What is required
Identify each line containing the word "hodí" and copy it.
* * * * *
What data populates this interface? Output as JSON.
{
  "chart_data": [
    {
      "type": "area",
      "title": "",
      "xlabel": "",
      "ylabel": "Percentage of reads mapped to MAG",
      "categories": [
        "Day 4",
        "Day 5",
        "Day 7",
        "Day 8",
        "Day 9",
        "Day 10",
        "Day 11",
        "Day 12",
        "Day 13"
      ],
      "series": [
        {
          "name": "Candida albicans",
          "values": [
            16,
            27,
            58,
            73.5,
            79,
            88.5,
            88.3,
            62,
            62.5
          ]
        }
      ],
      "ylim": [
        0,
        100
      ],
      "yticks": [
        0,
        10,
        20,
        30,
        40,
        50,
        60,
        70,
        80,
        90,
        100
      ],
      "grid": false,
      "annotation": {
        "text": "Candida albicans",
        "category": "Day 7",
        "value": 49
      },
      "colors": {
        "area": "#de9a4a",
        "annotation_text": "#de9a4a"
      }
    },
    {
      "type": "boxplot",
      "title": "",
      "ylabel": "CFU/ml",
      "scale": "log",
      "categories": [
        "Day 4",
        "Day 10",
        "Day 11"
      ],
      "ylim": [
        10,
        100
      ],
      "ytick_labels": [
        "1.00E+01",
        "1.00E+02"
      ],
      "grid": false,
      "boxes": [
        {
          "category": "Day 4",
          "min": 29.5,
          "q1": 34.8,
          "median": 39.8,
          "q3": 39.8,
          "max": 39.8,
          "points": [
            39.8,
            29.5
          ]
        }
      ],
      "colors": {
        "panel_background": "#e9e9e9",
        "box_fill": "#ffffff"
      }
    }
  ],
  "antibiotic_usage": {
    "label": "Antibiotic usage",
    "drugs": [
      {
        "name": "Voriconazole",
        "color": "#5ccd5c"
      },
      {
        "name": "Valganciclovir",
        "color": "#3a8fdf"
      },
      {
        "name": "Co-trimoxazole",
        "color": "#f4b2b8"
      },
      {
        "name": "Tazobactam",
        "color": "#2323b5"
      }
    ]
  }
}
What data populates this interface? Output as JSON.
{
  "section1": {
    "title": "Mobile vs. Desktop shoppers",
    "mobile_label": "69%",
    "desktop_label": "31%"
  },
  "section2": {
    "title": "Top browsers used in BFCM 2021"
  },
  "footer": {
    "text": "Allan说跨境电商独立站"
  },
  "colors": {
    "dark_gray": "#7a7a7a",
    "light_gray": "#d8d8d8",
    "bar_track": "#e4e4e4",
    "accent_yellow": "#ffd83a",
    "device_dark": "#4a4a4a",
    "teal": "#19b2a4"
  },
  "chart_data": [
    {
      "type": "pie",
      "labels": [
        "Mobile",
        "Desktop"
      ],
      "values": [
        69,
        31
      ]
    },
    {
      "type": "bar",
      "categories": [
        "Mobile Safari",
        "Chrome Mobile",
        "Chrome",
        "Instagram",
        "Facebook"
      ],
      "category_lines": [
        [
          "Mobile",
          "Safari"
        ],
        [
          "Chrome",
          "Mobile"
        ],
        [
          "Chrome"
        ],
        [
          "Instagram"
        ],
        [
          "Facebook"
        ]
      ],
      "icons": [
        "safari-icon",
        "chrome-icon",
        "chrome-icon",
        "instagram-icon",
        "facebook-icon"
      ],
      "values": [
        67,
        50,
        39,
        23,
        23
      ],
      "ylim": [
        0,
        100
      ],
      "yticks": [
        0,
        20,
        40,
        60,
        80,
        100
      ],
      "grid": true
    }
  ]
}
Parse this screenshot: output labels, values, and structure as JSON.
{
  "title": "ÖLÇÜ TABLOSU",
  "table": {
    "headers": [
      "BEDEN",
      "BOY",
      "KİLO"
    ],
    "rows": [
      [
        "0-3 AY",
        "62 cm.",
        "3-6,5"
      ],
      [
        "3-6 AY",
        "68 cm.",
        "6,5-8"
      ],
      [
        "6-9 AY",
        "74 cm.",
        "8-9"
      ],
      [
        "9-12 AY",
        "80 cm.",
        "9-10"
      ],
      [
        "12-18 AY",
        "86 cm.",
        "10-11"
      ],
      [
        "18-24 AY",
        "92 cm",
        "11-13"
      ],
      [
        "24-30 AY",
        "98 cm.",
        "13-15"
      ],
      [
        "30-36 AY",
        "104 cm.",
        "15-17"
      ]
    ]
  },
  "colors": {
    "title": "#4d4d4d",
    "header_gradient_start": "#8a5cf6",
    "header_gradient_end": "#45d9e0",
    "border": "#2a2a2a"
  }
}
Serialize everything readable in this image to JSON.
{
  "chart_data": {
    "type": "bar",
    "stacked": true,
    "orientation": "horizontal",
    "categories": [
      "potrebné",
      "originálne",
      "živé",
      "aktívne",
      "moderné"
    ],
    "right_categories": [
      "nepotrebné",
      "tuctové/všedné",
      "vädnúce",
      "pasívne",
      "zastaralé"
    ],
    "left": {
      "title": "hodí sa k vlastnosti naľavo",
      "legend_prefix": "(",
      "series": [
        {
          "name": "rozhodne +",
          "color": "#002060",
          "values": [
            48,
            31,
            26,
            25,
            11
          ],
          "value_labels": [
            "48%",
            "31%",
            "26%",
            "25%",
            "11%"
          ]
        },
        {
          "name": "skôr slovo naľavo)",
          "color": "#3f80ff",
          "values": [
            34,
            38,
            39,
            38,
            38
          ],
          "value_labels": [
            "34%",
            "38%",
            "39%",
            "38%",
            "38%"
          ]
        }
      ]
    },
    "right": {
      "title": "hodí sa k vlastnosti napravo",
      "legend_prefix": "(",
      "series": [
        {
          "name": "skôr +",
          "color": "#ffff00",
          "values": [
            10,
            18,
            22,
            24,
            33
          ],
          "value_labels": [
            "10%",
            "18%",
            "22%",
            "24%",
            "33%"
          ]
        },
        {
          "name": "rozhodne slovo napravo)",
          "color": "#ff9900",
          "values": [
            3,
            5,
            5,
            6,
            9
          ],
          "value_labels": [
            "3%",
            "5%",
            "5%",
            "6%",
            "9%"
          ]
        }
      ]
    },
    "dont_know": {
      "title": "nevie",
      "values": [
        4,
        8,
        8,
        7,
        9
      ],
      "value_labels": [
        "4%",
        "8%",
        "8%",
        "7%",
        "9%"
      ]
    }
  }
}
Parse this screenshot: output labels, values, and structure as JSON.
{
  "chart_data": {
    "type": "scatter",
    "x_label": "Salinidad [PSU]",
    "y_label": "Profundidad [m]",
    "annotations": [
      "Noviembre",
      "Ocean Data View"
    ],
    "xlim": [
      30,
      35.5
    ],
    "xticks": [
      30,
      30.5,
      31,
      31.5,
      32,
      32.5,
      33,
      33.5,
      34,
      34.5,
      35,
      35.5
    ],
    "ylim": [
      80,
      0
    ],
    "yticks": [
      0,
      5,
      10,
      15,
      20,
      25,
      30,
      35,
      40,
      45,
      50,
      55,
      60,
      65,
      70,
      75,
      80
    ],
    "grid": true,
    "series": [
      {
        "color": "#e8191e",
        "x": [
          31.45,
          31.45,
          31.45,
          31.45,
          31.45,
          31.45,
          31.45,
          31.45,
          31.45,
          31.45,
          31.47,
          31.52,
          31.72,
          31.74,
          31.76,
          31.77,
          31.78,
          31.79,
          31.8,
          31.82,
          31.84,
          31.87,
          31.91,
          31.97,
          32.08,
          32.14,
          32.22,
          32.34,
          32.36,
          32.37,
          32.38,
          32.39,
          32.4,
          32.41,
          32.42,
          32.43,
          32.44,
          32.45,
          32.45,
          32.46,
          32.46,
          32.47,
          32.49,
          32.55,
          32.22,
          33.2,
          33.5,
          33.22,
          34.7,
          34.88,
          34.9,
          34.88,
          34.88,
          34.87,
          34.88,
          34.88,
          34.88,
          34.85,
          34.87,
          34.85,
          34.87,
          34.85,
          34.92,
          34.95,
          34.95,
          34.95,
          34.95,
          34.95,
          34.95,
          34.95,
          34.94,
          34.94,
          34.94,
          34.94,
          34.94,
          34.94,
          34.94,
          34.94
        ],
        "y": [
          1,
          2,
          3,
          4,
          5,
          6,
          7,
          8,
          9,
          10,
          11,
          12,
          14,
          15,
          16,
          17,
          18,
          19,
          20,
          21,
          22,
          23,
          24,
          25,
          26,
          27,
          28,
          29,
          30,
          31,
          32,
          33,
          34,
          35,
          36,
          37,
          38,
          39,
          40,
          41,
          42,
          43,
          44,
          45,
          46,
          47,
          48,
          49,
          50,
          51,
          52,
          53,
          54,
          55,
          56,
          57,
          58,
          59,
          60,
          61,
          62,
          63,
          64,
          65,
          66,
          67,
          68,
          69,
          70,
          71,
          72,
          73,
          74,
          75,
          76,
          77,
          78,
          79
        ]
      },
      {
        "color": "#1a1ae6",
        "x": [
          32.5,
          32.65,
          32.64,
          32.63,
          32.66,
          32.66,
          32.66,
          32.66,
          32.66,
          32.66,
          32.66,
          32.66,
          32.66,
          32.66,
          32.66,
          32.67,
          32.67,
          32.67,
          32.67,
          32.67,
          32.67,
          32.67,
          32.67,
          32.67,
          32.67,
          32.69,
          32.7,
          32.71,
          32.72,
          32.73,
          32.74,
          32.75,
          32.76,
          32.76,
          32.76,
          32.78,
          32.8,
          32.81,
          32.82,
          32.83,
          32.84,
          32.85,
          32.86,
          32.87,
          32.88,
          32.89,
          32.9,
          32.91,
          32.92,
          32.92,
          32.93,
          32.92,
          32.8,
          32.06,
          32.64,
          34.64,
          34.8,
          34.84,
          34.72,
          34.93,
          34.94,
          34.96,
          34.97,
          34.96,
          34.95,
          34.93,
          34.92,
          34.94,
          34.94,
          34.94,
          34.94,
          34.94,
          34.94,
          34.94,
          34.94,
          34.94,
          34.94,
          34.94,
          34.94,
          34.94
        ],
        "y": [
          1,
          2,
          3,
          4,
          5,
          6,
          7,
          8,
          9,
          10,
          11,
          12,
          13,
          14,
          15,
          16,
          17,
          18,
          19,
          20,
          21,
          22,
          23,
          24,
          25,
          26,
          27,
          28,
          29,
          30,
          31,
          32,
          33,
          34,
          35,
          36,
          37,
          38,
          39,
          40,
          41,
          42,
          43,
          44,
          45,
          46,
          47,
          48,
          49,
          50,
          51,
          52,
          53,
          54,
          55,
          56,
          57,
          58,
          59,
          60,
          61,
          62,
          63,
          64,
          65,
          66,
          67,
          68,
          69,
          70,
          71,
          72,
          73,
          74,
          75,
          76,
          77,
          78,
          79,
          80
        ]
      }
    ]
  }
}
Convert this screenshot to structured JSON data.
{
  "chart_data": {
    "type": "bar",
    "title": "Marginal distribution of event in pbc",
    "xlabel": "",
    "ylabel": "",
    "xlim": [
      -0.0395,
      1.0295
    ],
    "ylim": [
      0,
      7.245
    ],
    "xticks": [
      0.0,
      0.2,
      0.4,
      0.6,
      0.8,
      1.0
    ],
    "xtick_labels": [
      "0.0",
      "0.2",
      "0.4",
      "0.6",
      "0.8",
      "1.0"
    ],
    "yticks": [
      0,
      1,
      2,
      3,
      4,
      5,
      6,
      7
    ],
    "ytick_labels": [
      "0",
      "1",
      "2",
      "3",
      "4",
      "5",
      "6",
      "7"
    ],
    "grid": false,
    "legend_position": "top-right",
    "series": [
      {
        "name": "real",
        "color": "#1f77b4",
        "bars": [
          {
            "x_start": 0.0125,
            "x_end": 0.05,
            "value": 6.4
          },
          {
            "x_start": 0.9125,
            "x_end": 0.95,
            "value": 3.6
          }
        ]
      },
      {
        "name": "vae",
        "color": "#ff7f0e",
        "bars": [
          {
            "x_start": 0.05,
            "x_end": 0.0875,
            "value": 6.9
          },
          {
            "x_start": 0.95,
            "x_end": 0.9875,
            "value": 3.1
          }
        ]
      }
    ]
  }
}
* * * * *
Exercise answer
      "title": "hodí sa k vlastnosti naľavo",
      "title": "hodí sa k vlastnosti napravo",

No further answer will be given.